== ENTRIES
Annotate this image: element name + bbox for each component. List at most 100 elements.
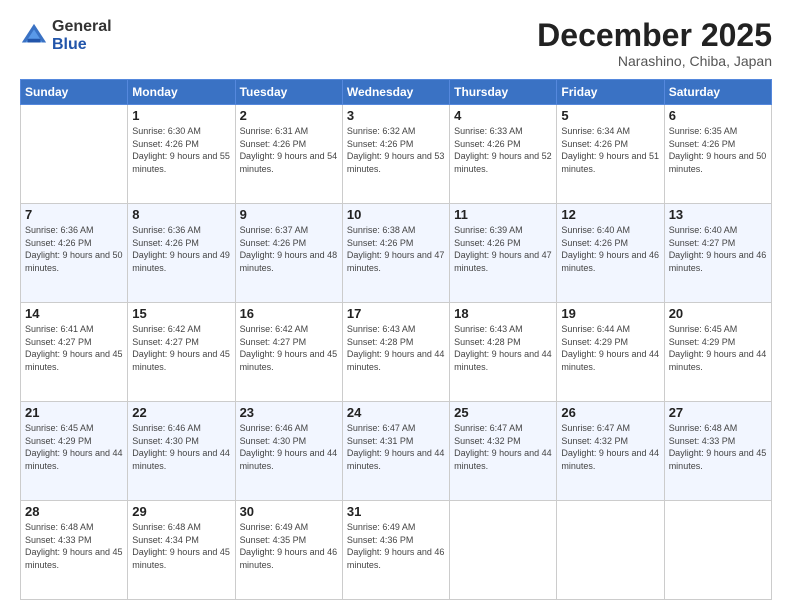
- day-number: 29: [132, 504, 230, 519]
- day-number: 6: [669, 108, 767, 123]
- day-header-tuesday: Tuesday: [235, 80, 342, 105]
- week-row-2: 14 Sunrise: 6:41 AMSunset: 4:27 PMDaylig…: [21, 303, 772, 402]
- day-cell: 2 Sunrise: 6:31 AMSunset: 4:26 PMDayligh…: [235, 105, 342, 204]
- day-info: Sunrise: 6:43 AMSunset: 4:28 PMDaylight:…: [454, 324, 552, 372]
- header: General Blue December 2025 Narashino, Ch…: [20, 18, 772, 69]
- logo-text: General Blue: [52, 18, 112, 53]
- day-cell: 19 Sunrise: 6:44 AMSunset: 4:29 PMDaylig…: [557, 303, 664, 402]
- day-number: 24: [347, 405, 445, 420]
- day-number: 8: [132, 207, 230, 222]
- logo-icon: [20, 22, 48, 50]
- day-info: Sunrise: 6:46 AMSunset: 4:30 PMDaylight:…: [240, 423, 338, 471]
- day-cell: 28 Sunrise: 6:48 AMSunset: 4:33 PMDaylig…: [21, 501, 128, 600]
- logo-general: General: [52, 18, 112, 36]
- calendar-table: SundayMondayTuesdayWednesdayThursdayFrid…: [20, 79, 772, 600]
- day-number: 17: [347, 306, 445, 321]
- day-number: 25: [454, 405, 552, 420]
- day-number: 20: [669, 306, 767, 321]
- day-number: 10: [347, 207, 445, 222]
- week-row-4: 28 Sunrise: 6:48 AMSunset: 4:33 PMDaylig…: [21, 501, 772, 600]
- day-number: 21: [25, 405, 123, 420]
- day-info: Sunrise: 6:42 AMSunset: 4:27 PMDaylight:…: [132, 324, 230, 372]
- day-cell: 10 Sunrise: 6:38 AMSunset: 4:26 PMDaylig…: [342, 204, 449, 303]
- day-info: Sunrise: 6:39 AMSunset: 4:26 PMDaylight:…: [454, 225, 552, 273]
- title-block: December 2025 Narashino, Chiba, Japan: [537, 18, 772, 69]
- day-cell: 4 Sunrise: 6:33 AMSunset: 4:26 PMDayligh…: [450, 105, 557, 204]
- day-number: 26: [561, 405, 659, 420]
- day-info: Sunrise: 6:44 AMSunset: 4:29 PMDaylight:…: [561, 324, 659, 372]
- day-number: 13: [669, 207, 767, 222]
- day-info: Sunrise: 6:30 AMSunset: 4:26 PMDaylight:…: [132, 126, 230, 174]
- day-cell: [450, 501, 557, 600]
- week-row-0: 1 Sunrise: 6:30 AMSunset: 4:26 PMDayligh…: [21, 105, 772, 204]
- day-cell: 23 Sunrise: 6:46 AMSunset: 4:30 PMDaylig…: [235, 402, 342, 501]
- page: General Blue December 2025 Narashino, Ch…: [0, 0, 792, 612]
- day-number: 22: [132, 405, 230, 420]
- day-info: Sunrise: 6:46 AMSunset: 4:30 PMDaylight:…: [132, 423, 230, 471]
- logo-blue: Blue: [52, 36, 112, 54]
- day-number: 23: [240, 405, 338, 420]
- day-info: Sunrise: 6:48 AMSunset: 4:33 PMDaylight:…: [669, 423, 767, 471]
- day-header-thursday: Thursday: [450, 80, 557, 105]
- day-header-sunday: Sunday: [21, 80, 128, 105]
- day-number: 5: [561, 108, 659, 123]
- day-info: Sunrise: 6:48 AMSunset: 4:34 PMDaylight:…: [132, 522, 230, 570]
- day-number: 27: [669, 405, 767, 420]
- day-info: Sunrise: 6:32 AMSunset: 4:26 PMDaylight:…: [347, 126, 445, 174]
- day-number: 1: [132, 108, 230, 123]
- day-info: Sunrise: 6:45 AMSunset: 4:29 PMDaylight:…: [669, 324, 767, 372]
- day-cell: 25 Sunrise: 6:47 AMSunset: 4:32 PMDaylig…: [450, 402, 557, 501]
- day-cell: 16 Sunrise: 6:42 AMSunset: 4:27 PMDaylig…: [235, 303, 342, 402]
- day-cell: 18 Sunrise: 6:43 AMSunset: 4:28 PMDaylig…: [450, 303, 557, 402]
- day-cell: 9 Sunrise: 6:37 AMSunset: 4:26 PMDayligh…: [235, 204, 342, 303]
- day-number: 2: [240, 108, 338, 123]
- day-cell: 6 Sunrise: 6:35 AMSunset: 4:26 PMDayligh…: [664, 105, 771, 204]
- day-number: 7: [25, 207, 123, 222]
- day-info: Sunrise: 6:35 AMSunset: 4:26 PMDaylight:…: [669, 126, 767, 174]
- day-info: Sunrise: 6:47 AMSunset: 4:32 PMDaylight:…: [561, 423, 659, 471]
- day-cell: 30 Sunrise: 6:49 AMSunset: 4:35 PMDaylig…: [235, 501, 342, 600]
- day-cell: 20 Sunrise: 6:45 AMSunset: 4:29 PMDaylig…: [664, 303, 771, 402]
- day-cell: 12 Sunrise: 6:40 AMSunset: 4:26 PMDaylig…: [557, 204, 664, 303]
- day-cell: [21, 105, 128, 204]
- day-info: Sunrise: 6:41 AMSunset: 4:27 PMDaylight:…: [25, 324, 123, 372]
- day-info: Sunrise: 6:48 AMSunset: 4:33 PMDaylight:…: [25, 522, 123, 570]
- header-row: SundayMondayTuesdayWednesdayThursdayFrid…: [21, 80, 772, 105]
- day-cell: 3 Sunrise: 6:32 AMSunset: 4:26 PMDayligh…: [342, 105, 449, 204]
- day-info: Sunrise: 6:36 AMSunset: 4:26 PMDaylight:…: [132, 225, 230, 273]
- day-number: 16: [240, 306, 338, 321]
- day-info: Sunrise: 6:42 AMSunset: 4:27 PMDaylight:…: [240, 324, 338, 372]
- day-info: Sunrise: 6:47 AMSunset: 4:32 PMDaylight:…: [454, 423, 552, 471]
- day-header-monday: Monday: [128, 80, 235, 105]
- day-cell: 27 Sunrise: 6:48 AMSunset: 4:33 PMDaylig…: [664, 402, 771, 501]
- day-info: Sunrise: 6:31 AMSunset: 4:26 PMDaylight:…: [240, 126, 338, 174]
- day-cell: [664, 501, 771, 600]
- day-info: Sunrise: 6:37 AMSunset: 4:26 PMDaylight:…: [240, 225, 338, 273]
- day-number: 28: [25, 504, 123, 519]
- day-cell: 24 Sunrise: 6:47 AMSunset: 4:31 PMDaylig…: [342, 402, 449, 501]
- day-info: Sunrise: 6:45 AMSunset: 4:29 PMDaylight:…: [25, 423, 123, 471]
- day-number: 11: [454, 207, 552, 222]
- day-cell: 1 Sunrise: 6:30 AMSunset: 4:26 PMDayligh…: [128, 105, 235, 204]
- day-cell: 14 Sunrise: 6:41 AMSunset: 4:27 PMDaylig…: [21, 303, 128, 402]
- day-number: 31: [347, 504, 445, 519]
- day-cell: 11 Sunrise: 6:39 AMSunset: 4:26 PMDaylig…: [450, 204, 557, 303]
- day-number: 30: [240, 504, 338, 519]
- day-number: 15: [132, 306, 230, 321]
- week-row-1: 7 Sunrise: 6:36 AMSunset: 4:26 PMDayligh…: [21, 204, 772, 303]
- day-cell: 5 Sunrise: 6:34 AMSunset: 4:26 PMDayligh…: [557, 105, 664, 204]
- day-cell: 8 Sunrise: 6:36 AMSunset: 4:26 PMDayligh…: [128, 204, 235, 303]
- day-info: Sunrise: 6:43 AMSunset: 4:28 PMDaylight:…: [347, 324, 445, 372]
- day-info: Sunrise: 6:40 AMSunset: 4:26 PMDaylight:…: [561, 225, 659, 273]
- day-number: 18: [454, 306, 552, 321]
- location: Narashino, Chiba, Japan: [537, 53, 772, 69]
- day-cell: 22 Sunrise: 6:46 AMSunset: 4:30 PMDaylig…: [128, 402, 235, 501]
- day-info: Sunrise: 6:47 AMSunset: 4:31 PMDaylight:…: [347, 423, 445, 471]
- day-info: Sunrise: 6:34 AMSunset: 4:26 PMDaylight:…: [561, 126, 659, 174]
- day-number: 4: [454, 108, 552, 123]
- day-info: Sunrise: 6:33 AMSunset: 4:26 PMDaylight:…: [454, 126, 552, 174]
- day-info: Sunrise: 6:49 AMSunset: 4:35 PMDaylight:…: [240, 522, 338, 570]
- day-info: Sunrise: 6:38 AMSunset: 4:26 PMDaylight:…: [347, 225, 445, 273]
- day-cell: 26 Sunrise: 6:47 AMSunset: 4:32 PMDaylig…: [557, 402, 664, 501]
- day-cell: 31 Sunrise: 6:49 AMSunset: 4:36 PMDaylig…: [342, 501, 449, 600]
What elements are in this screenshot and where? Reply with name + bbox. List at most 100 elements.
====
EXERCISE PROMPT
Can you copy, character for character, the lines in the records above, starting with the line that contains "- day-number: 29: [132, 504, 230, 519]" and continuing through the line that contains "- week-row-2: 14", with both of those lines included?

TASK RESPONSE
- day-number: 29: [132, 504, 230, 519]
- day-number: 6: [669, 108, 767, 123]
- day-header-tuesday: Tuesday: [235, 80, 342, 105]
- week-row-2: 14 Sunrise: 6:41 AMSunset: 4:27 PMDaylig…: [21, 303, 772, 402]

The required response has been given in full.